Copy out the entries in full and with complete accuracy; pictures are excluded.

>> START

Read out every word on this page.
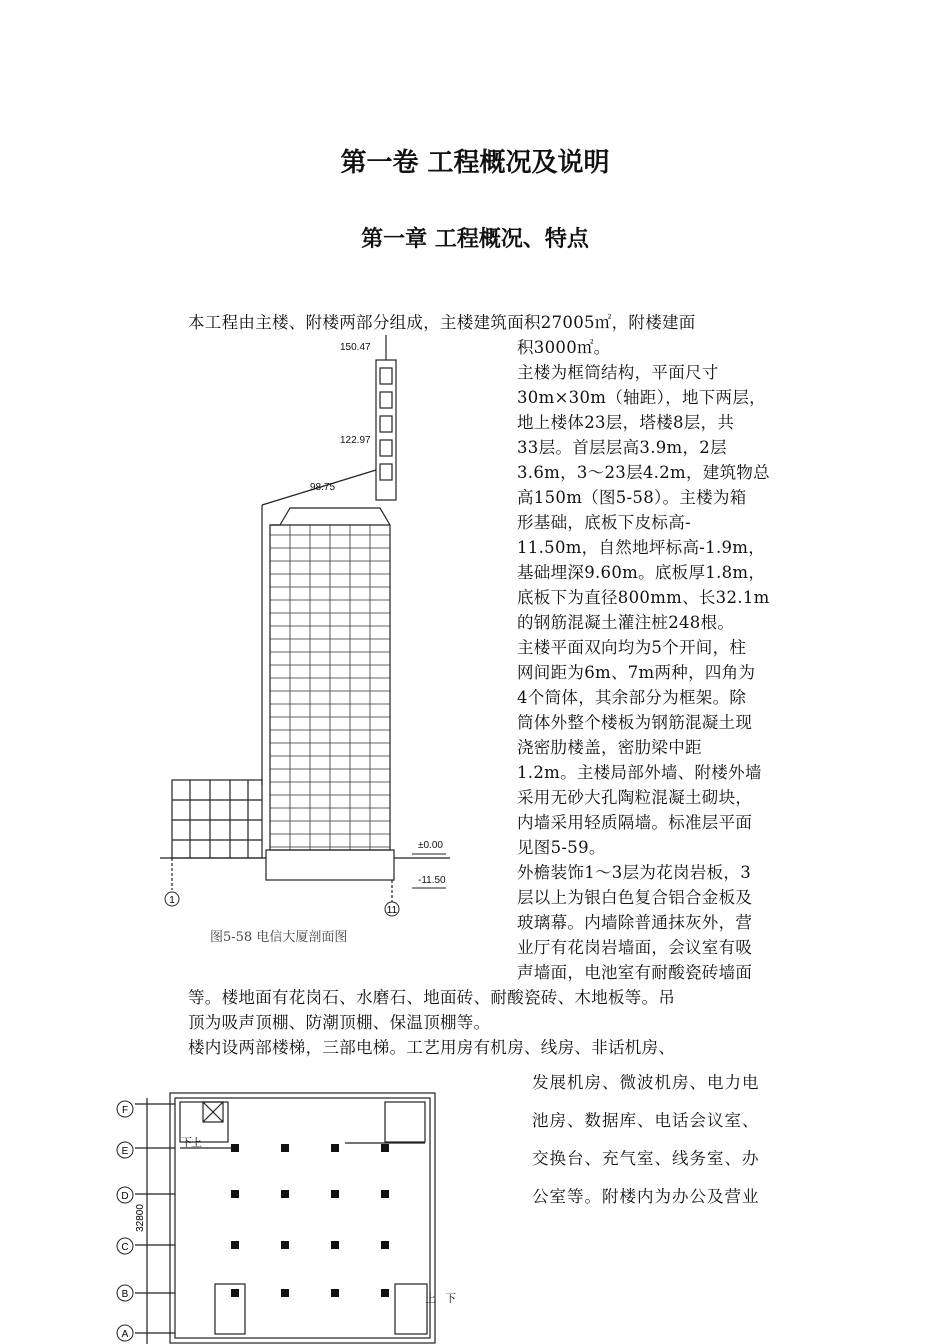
第一卷 工程概况及说明
第一章 工程概况、特点
本工程由主楼、附楼两部分组成，主楼建筑面积27005㎡，附楼建面
积3000㎡。
主楼为框筒结构，平面尺寸
30m×30m（轴距），地下两层，
地上楼体23层，塔楼8层，共
33层。首层层高3.9m，2层
3.6m，3～23层4.2m，建筑物总
高150m（图5-58）。主楼为箱
形基础，底板下皮标高-
11.50m，自然地坪标高-1.9m，
基础埋深9.60m。底板厚1.8m，
底板下为直径800mm、长32.1m
的钢筋混凝土灌注桩248根。
主楼平面双向均为5个开间，柱
网间距为6m、7m两种，四角为
4个筒体，其余部分为框架。除
筒体外整个楼板为钢筋混凝土现
浇密肋楼盖，密肋梁中距
1.2m。主楼局部外墙、附楼外墙
采用无砂大孔陶粒混凝土砌块，
内墙采用轻质隔墙。标准层平面
见图5-59。
外檐装饰1～3层为花岗岩板，3
层以上为银白色复合铝合金板及
玻璃幕。内墙除普通抹灰外，营
业厅有花岗岩墙面，会议室有吸
声墙面，电池室有耐酸瓷砖墙面
等。楼地面有花岗石、水磨石、地面砖、耐酸瓷砖、木地板等。吊
顶为吸声顶棚、防潮顶棚、保温顶棚等。
楼内设两部楼梯，三部电梯。工艺用房有机房、线房、非话机房、
发展机房、微波机房、电力电
池房、数据库、电话会议室、
交换台、充气室、线务室、办
公室等。附楼内为办公及营业
150.47
122.97
98.75
±0.00
-11.50
1
11
图5-58 电信大厦剖面图
下 上
上 下
32800
F
E
D
C
B
A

>> END

> **Answer to this problem**:
Read out every word on this page.
第一卷 工程概况及说明
第一章 工程概况、特点
本工程由主楼、附楼两部分组成，主楼建筑面积27005㎡，附楼建面
积3000㎡。
主楼为框筒结构，平面尺寸
30m×30m（轴距），地下两层，
地上楼体23层，塔楼8层，共
33层。首层层高3.9m，2层
3.6m，3～23层4.2m，建筑物总
高150m（图5-58）。主楼为箱
形基础，底板下皮标高-
11.50m，自然地坪标高-1.9m，
基础埋深9.60m。底板厚1.8m，
底板下为直径800mm、长32.1m
的钢筋混凝土灌注桩248根。
主楼平面双向均为5个开间，柱
网间距为6m、7m两种，四角为
4个筒体，其余部分为框架。除
筒体外整个楼板为钢筋混凝土现
浇密肋楼盖，密肋梁中距
1.2m。主楼局部外墙、附楼外墙
采用无砂大孔陶粒混凝土砌块，
内墙采用轻质隔墙。标准层平面
见图5-59。
外檐装饰1～3层为花岗岩板，3
层以上为银白色复合铝合金板及
玻璃幕。内墙除普通抹灰外，营
业厅有花岗岩墙面，会议室有吸
声墙面，电池室有耐酸瓷砖墙面
等。楼地面有花岗石、水磨石、地面砖、耐酸瓷砖、木地板等。吊
顶为吸声顶棚、防潮顶棚、保温顶棚等。
楼内设两部楼梯，三部电梯。工艺用房有机房、线房、非话机房、
发展机房、微波机房、电力电
池房、数据库、电话会议室、
交换台、充气室、线务室、办
公室等。附楼内为办公及营业
150.47
122.97
98.75
±0.00
-11.50
1
11
图5-58 电信大厦剖面图
下 上
上 下
32800
F
E
D
C
B
A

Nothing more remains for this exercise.